──────── EXERCISE INPUT

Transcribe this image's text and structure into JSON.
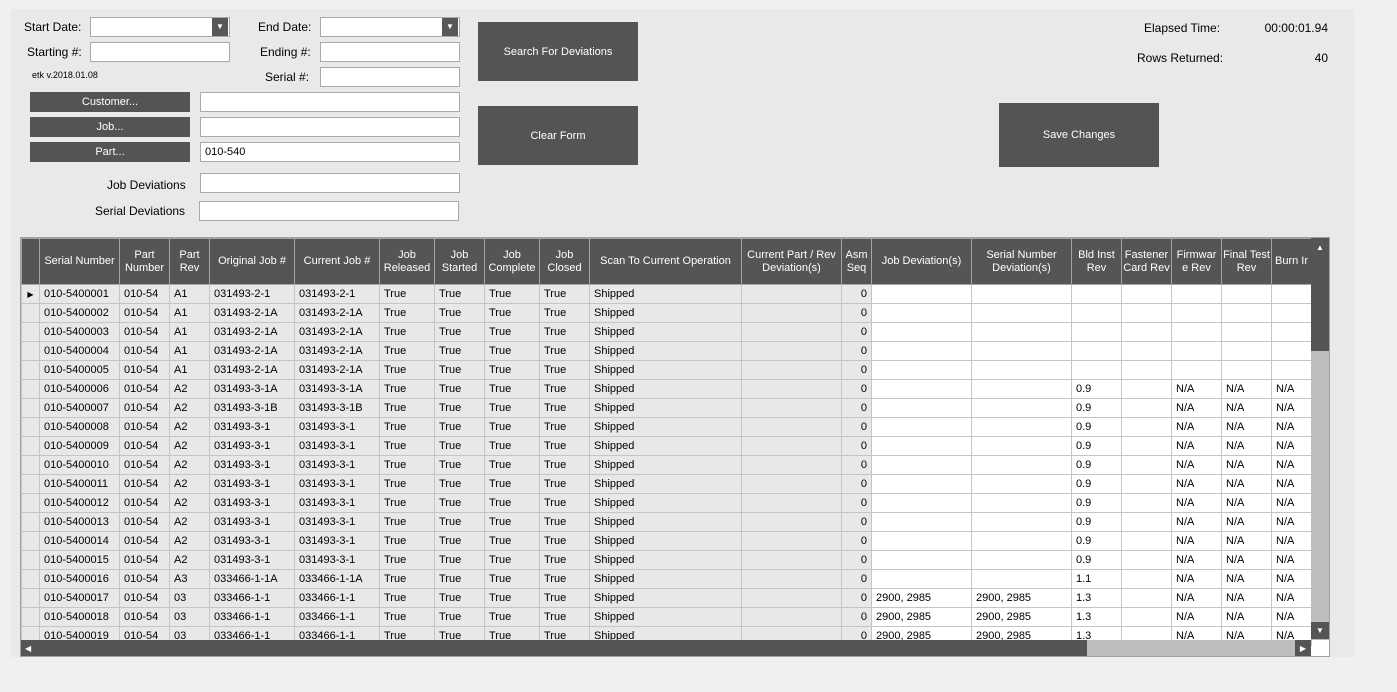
{
  "filters": {
    "start_date_label": "Start Date:",
    "start_date_value": "",
    "end_date_label": "End Date:",
    "end_date_value": "",
    "starting_label": "Starting #:",
    "starting_value": "",
    "ending_label": "Ending #:",
    "ending_value": "",
    "serial_label": "Serial #:",
    "serial_value": "",
    "version": "etk  v.2018.01.08",
    "customer_button": "Customer...",
    "customer_value": "",
    "job_button": "Job...",
    "job_value": "",
    "part_button": "Part...",
    "part_value": "010-540",
    "job_dev_label": "Job Deviations",
    "job_dev_value": "",
    "serial_dev_label": "Serial Deviations",
    "serial_dev_value": ""
  },
  "actions": {
    "search": "Search For Deviations",
    "clear": "Clear Form",
    "save": "Save Changes"
  },
  "stats": {
    "elapsed_label": "Elapsed Time:",
    "elapsed_value": "00:00:01.94",
    "rows_label": "Rows Returned:",
    "rows_value": "40"
  },
  "grid": {
    "columns": [
      "Serial Number",
      "Part Number",
      "Part Rev",
      "Original Job #",
      "Current Job #",
      "Job Released",
      "Job Started",
      "Job Complete",
      "Job Closed",
      "Scan To Current Operation",
      "Current Part / Rev Deviation(s)",
      "Asm Seq",
      "Job Deviation(s)",
      "Serial Number Deviation(s)",
      "Bld Inst Rev",
      "Fastener Card Rev",
      "Firmwar e Rev",
      "Final Test Rev",
      "Burn Ir"
    ],
    "rows": [
      [
        "010-5400001",
        "010-54",
        "A1",
        "031493-2-1",
        "031493-2-1",
        "True",
        "True",
        "True",
        "True",
        "Shipped",
        "",
        "0",
        "",
        "",
        "",
        "",
        "",
        "",
        ""
      ],
      [
        "010-5400002",
        "010-54",
        "A1",
        "031493-2-1A",
        "031493-2-1A",
        "True",
        "True",
        "True",
        "True",
        "Shipped",
        "",
        "0",
        "",
        "",
        "",
        "",
        "",
        "",
        ""
      ],
      [
        "010-5400003",
        "010-54",
        "A1",
        "031493-2-1A",
        "031493-2-1A",
        "True",
        "True",
        "True",
        "True",
        "Shipped",
        "",
        "0",
        "",
        "",
        "",
        "",
        "",
        "",
        ""
      ],
      [
        "010-5400004",
        "010-54",
        "A1",
        "031493-2-1A",
        "031493-2-1A",
        "True",
        "True",
        "True",
        "True",
        "Shipped",
        "",
        "0",
        "",
        "",
        "",
        "",
        "",
        "",
        ""
      ],
      [
        "010-5400005",
        "010-54",
        "A1",
        "031493-2-1A",
        "031493-2-1A",
        "True",
        "True",
        "True",
        "True",
        "Shipped",
        "",
        "0",
        "",
        "",
        "",
        "",
        "",
        "",
        ""
      ],
      [
        "010-5400006",
        "010-54",
        "A2",
        "031493-3-1A",
        "031493-3-1A",
        "True",
        "True",
        "True",
        "True",
        "Shipped",
        "",
        "0",
        "",
        "",
        "0.9",
        "",
        "N/A",
        "N/A",
        "N/A"
      ],
      [
        "010-5400007",
        "010-54",
        "A2",
        "031493-3-1B",
        "031493-3-1B",
        "True",
        "True",
        "True",
        "True",
        "Shipped",
        "",
        "0",
        "",
        "",
        "0.9",
        "",
        "N/A",
        "N/A",
        "N/A"
      ],
      [
        "010-5400008",
        "010-54",
        "A2",
        "031493-3-1",
        "031493-3-1",
        "True",
        "True",
        "True",
        "True",
        "Shipped",
        "",
        "0",
        "",
        "",
        "0.9",
        "",
        "N/A",
        "N/A",
        "N/A"
      ],
      [
        "010-5400009",
        "010-54",
        "A2",
        "031493-3-1",
        "031493-3-1",
        "True",
        "True",
        "True",
        "True",
        "Shipped",
        "",
        "0",
        "",
        "",
        "0.9",
        "",
        "N/A",
        "N/A",
        "N/A"
      ],
      [
        "010-5400010",
        "010-54",
        "A2",
        "031493-3-1",
        "031493-3-1",
        "True",
        "True",
        "True",
        "True",
        "Shipped",
        "",
        "0",
        "",
        "",
        "0.9",
        "",
        "N/A",
        "N/A",
        "N/A"
      ],
      [
        "010-5400011",
        "010-54",
        "A2",
        "031493-3-1",
        "031493-3-1",
        "True",
        "True",
        "True",
        "True",
        "Shipped",
        "",
        "0",
        "",
        "",
        "0.9",
        "",
        "N/A",
        "N/A",
        "N/A"
      ],
      [
        "010-5400012",
        "010-54",
        "A2",
        "031493-3-1",
        "031493-3-1",
        "True",
        "True",
        "True",
        "True",
        "Shipped",
        "",
        "0",
        "",
        "",
        "0.9",
        "",
        "N/A",
        "N/A",
        "N/A"
      ],
      [
        "010-5400013",
        "010-54",
        "A2",
        "031493-3-1",
        "031493-3-1",
        "True",
        "True",
        "True",
        "True",
        "Shipped",
        "",
        "0",
        "",
        "",
        "0.9",
        "",
        "N/A",
        "N/A",
        "N/A"
      ],
      [
        "010-5400014",
        "010-54",
        "A2",
        "031493-3-1",
        "031493-3-1",
        "True",
        "True",
        "True",
        "True",
        "Shipped",
        "",
        "0",
        "",
        "",
        "0.9",
        "",
        "N/A",
        "N/A",
        "N/A"
      ],
      [
        "010-5400015",
        "010-54",
        "A2",
        "031493-3-1",
        "031493-3-1",
        "True",
        "True",
        "True",
        "True",
        "Shipped",
        "",
        "0",
        "",
        "",
        "0.9",
        "",
        "N/A",
        "N/A",
        "N/A"
      ],
      [
        "010-5400016",
        "010-54",
        "A3",
        "033466-1-1A",
        "033466-1-1A",
        "True",
        "True",
        "True",
        "True",
        "Shipped",
        "",
        "0",
        "",
        "",
        "1.1",
        "",
        "N/A",
        "N/A",
        "N/A"
      ],
      [
        "010-5400017",
        "010-54",
        "03",
        "033466-1-1",
        "033466-1-1",
        "True",
        "True",
        "True",
        "True",
        "Shipped",
        "",
        "0",
        "2900, 2985",
        "2900, 2985",
        "1.3",
        "",
        "N/A",
        "N/A",
        "N/A"
      ],
      [
        "010-5400018",
        "010-54",
        "03",
        "033466-1-1",
        "033466-1-1",
        "True",
        "True",
        "True",
        "True",
        "Shipped",
        "",
        "0",
        "2900, 2985",
        "2900, 2985",
        "1.3",
        "",
        "N/A",
        "N/A",
        "N/A"
      ],
      [
        "010-5400019",
        "010-54",
        "03",
        "033466-1-1",
        "033466-1-1",
        "True",
        "True",
        "True",
        "True",
        "Shipped",
        "",
        "0",
        "2900, 2985",
        "2900, 2985",
        "1.3",
        "",
        "N/A",
        "N/A",
        "N/A"
      ]
    ],
    "scrollbar_color": "#575553"
  }
}
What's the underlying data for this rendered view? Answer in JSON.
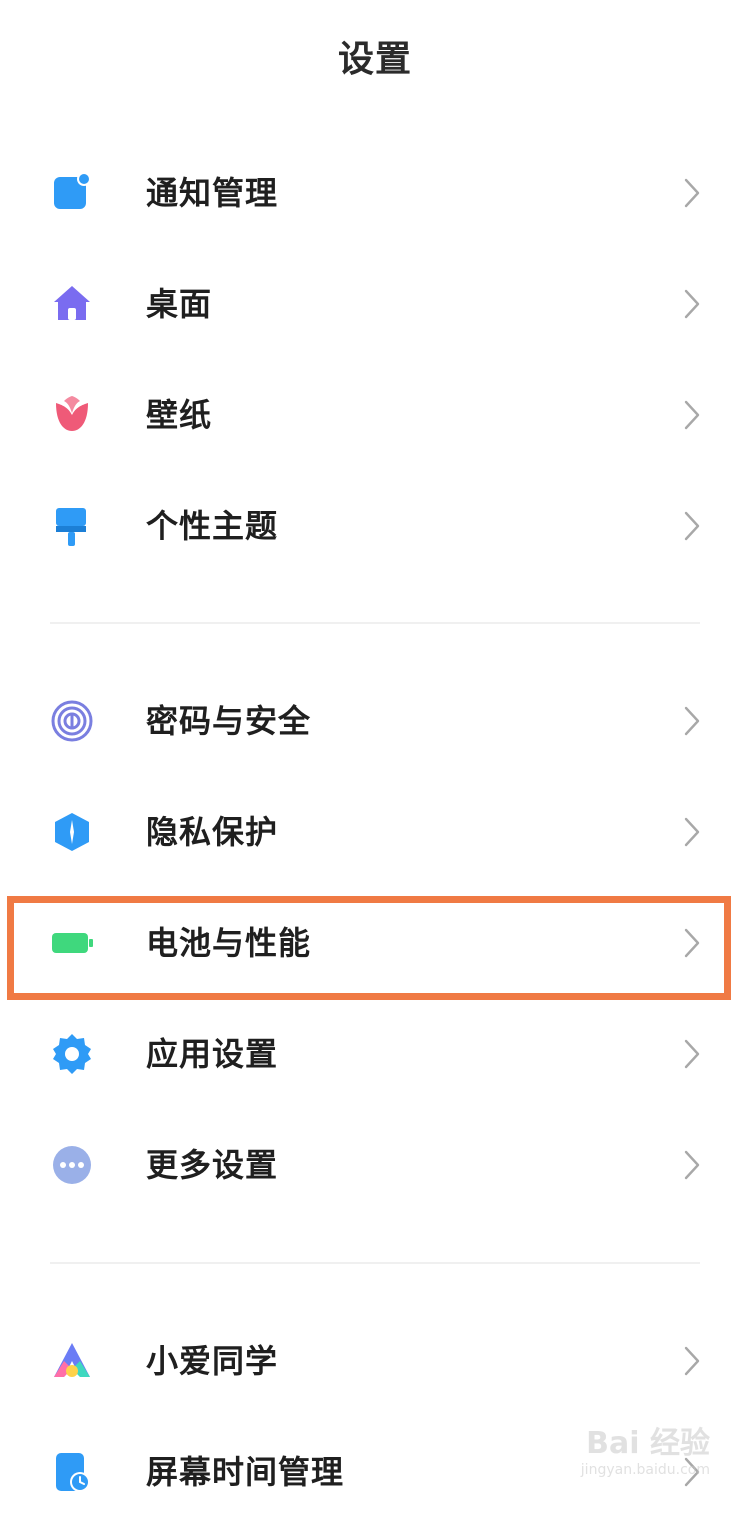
{
  "header": {
    "title": "设置"
  },
  "groups": [
    {
      "items": [
        {
          "label": "通知管理",
          "icon": "notification-icon",
          "color": "#2f9bf6"
        },
        {
          "label": "桌面",
          "icon": "home-icon",
          "color": "#7a6cf0"
        },
        {
          "label": "壁纸",
          "icon": "tulip-icon",
          "color": "#ef5a78"
        },
        {
          "label": "个性主题",
          "icon": "paint-brush-icon",
          "color": "#2f9bf6"
        }
      ]
    },
    {
      "items": [
        {
          "label": "密码与安全",
          "icon": "fingerprint-icon",
          "color": "#7a7fe0"
        },
        {
          "label": "隐私保护",
          "icon": "shield-icon",
          "color": "#2f9bf6"
        },
        {
          "label": "电池与性能",
          "icon": "battery-icon",
          "color": "#3fd87d",
          "highlighted": true
        },
        {
          "label": "应用设置",
          "icon": "gear-icon",
          "color": "#2f9bf6"
        },
        {
          "label": "更多设置",
          "icon": "more-icon",
          "color": "#9ab0e8"
        }
      ]
    },
    {
      "items": [
        {
          "label": "小爱同学",
          "icon": "xiaoai-icon",
          "color": "#6b7cf5"
        },
        {
          "label": "屏幕时间管理",
          "icon": "screen-time-icon",
          "color": "#2f9bf6"
        }
      ]
    }
  ],
  "highlight": {
    "color": "#f07a44"
  },
  "watermark": {
    "logo": "Bai 经验",
    "url": "jingyan.baidu.com"
  }
}
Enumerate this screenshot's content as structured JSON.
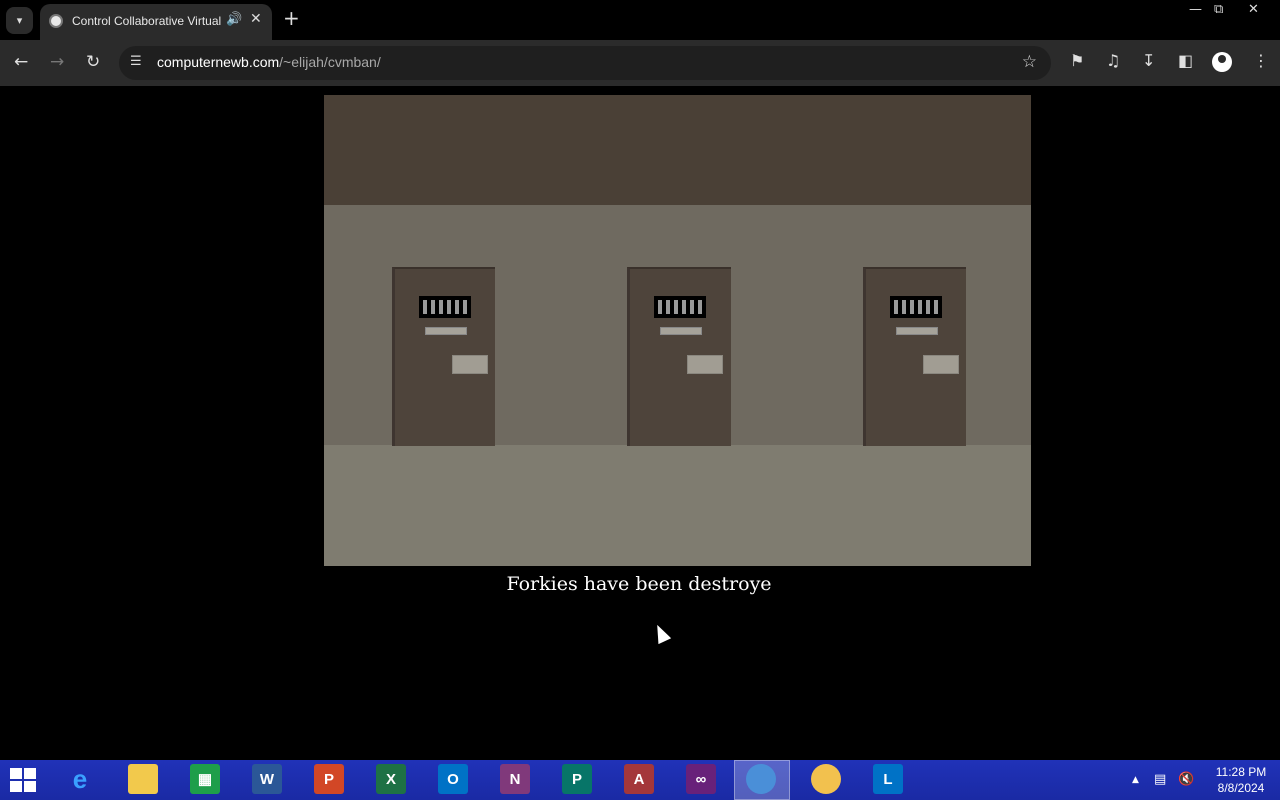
{
  "browser": {
    "tab_title": "Control Collaborative Virtual Machine",
    "url_host": "computernewb.com",
    "url_path": "/~elijah/cvmban/"
  },
  "page": {
    "caption": "Forkies have been destroye"
  },
  "taskbar": {
    "apps": [
      "Internet Explorer",
      "File Explorer",
      "Store",
      "Word",
      "PowerPoint",
      "Excel",
      "Outlook",
      "OneNote",
      "Publisher",
      "Access",
      "Visual Studio",
      "Chrome",
      "Bee app",
      "Lync"
    ],
    "clock_time": "11:28 PM",
    "clock_date": "8/8/2024"
  },
  "colors": {
    "chrome_bg": "#2b2b2b",
    "ceiling": "#4a4036",
    "wall": "#6f6a60",
    "floor": "#7f7c70",
    "door": "#4e443b",
    "taskbar": "#1c2bb0"
  }
}
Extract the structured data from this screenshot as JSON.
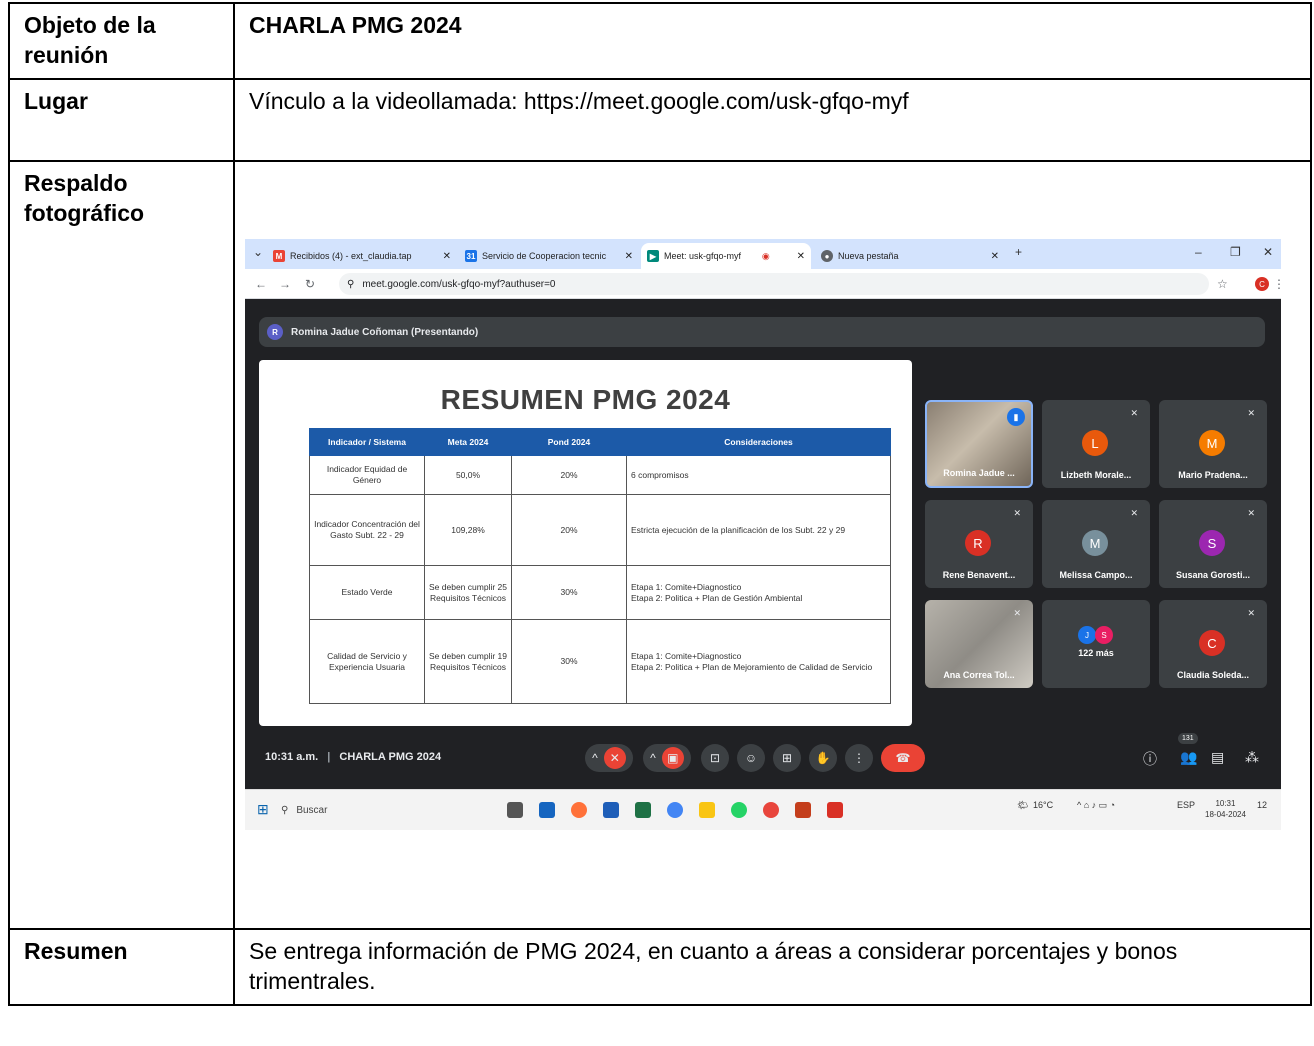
{
  "objeto": {
    "label": "Objeto de la reunión",
    "value": "CHARLA PMG 2024"
  },
  "lugar": {
    "label": "Lugar",
    "value": "Vínculo a la videollamada: https://meet.google.com/usk-gfqo-myf"
  },
  "respaldo": {
    "label": "Respaldo fotográfico"
  },
  "resumen": {
    "label": "Resumen",
    "value": "Se entrega información de PMG 2024, en cuanto a áreas a considerar porcentajes y bonos trimentrales."
  },
  "screenshot": {
    "tabs": [
      "Recibidos (4) - ext_claudia.tap",
      "Servicio de Cooperacion tecnic",
      "Meet: usk-gfqo-myf",
      "Nueva pestaña"
    ],
    "url": "meet.google.com/usk-gfqo-myf?authuser=0",
    "presenter": "Romina Jadue Coñoman (Presentando)",
    "presenter_initial": "R",
    "slide": {
      "title": "RESUMEN PMG 2024",
      "headers": [
        "Indicador / Sistema",
        "Meta 2024",
        "Pond 2024",
        "Consideraciones"
      ],
      "rows": [
        {
          "indicador": "Indicador Equidad de Género",
          "meta": "50,0%",
          "pond": "20%",
          "consideraciones": "6 compromisos"
        },
        {
          "indicador": "Indicador Concentración del Gasto Subt. 22 - 29",
          "meta": "109,28%",
          "pond": "20%",
          "consideraciones": "Estricta ejecución de la planificación de los Subt. 22 y 29"
        },
        {
          "indicador": "Estado Verde",
          "meta": "Se deben cumplir 25 Requisitos Técnicos",
          "pond": "30%",
          "consideraciones": "Etapa 1: Comite+Diagnostico\nEtapa 2: Politica + Plan de Gestión Ambiental"
        },
        {
          "indicador": "Calidad de Servicio y Experiencia Usuaria",
          "meta": "Se deben cumplir 19 Requisitos Técnicos",
          "pond": "30%",
          "consideraciones": "Etapa 1: Comite+Diagnostico\nEtapa 2: Politica + Plan de Mejoramiento de Calidad de Servicio"
        }
      ]
    },
    "participants": [
      {
        "name": "Romina Jadue ...",
        "initial": "",
        "color": ""
      },
      {
        "name": "Lizbeth Morale...",
        "initial": "L",
        "color": "#e8590c"
      },
      {
        "name": "Mario Pradena...",
        "initial": "M",
        "color": "#f57c00"
      },
      {
        "name": "Rene Benavent...",
        "initial": "R",
        "color": "#d93025"
      },
      {
        "name": "Melissa Campo...",
        "initial": "M",
        "color": "#78909c"
      },
      {
        "name": "Susana Gorosti...",
        "initial": "S",
        "color": "#9c27b0"
      },
      {
        "name": "Ana Correa Tol...",
        "initial": "",
        "color": ""
      },
      {
        "name": "122 más",
        "initial": "",
        "color": ""
      },
      {
        "name": "Claudia Soleda...",
        "initial": "C",
        "color": "#d93025"
      }
    ],
    "more_initials": [
      "J",
      "S"
    ],
    "time": "10:31 a.m.",
    "meeting_name": "CHARLA PMG 2024",
    "people_count": "131",
    "taskbar": {
      "search": "Buscar",
      "temp": "16°C",
      "lang": "ESP",
      "clock_time": "10:31",
      "clock_date": "18-04-2024",
      "notif": "12"
    }
  }
}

────────────────

(PROBLEM TO WORK ON)
Look through the data above. Copy every line with the string "Politica" in it.

(ANSWER FOR THIS EXERCISE)
          "consideraciones": "Etapa 1: Comite+Diagnostico\nEtapa 2: Politica + Plan de Gestión Ambiental"
          "consideraciones": "Etapa 1: Comite+Diagnostico\nEtapa 2: Politica + Plan de Mejoramiento de Calidad de Servicio"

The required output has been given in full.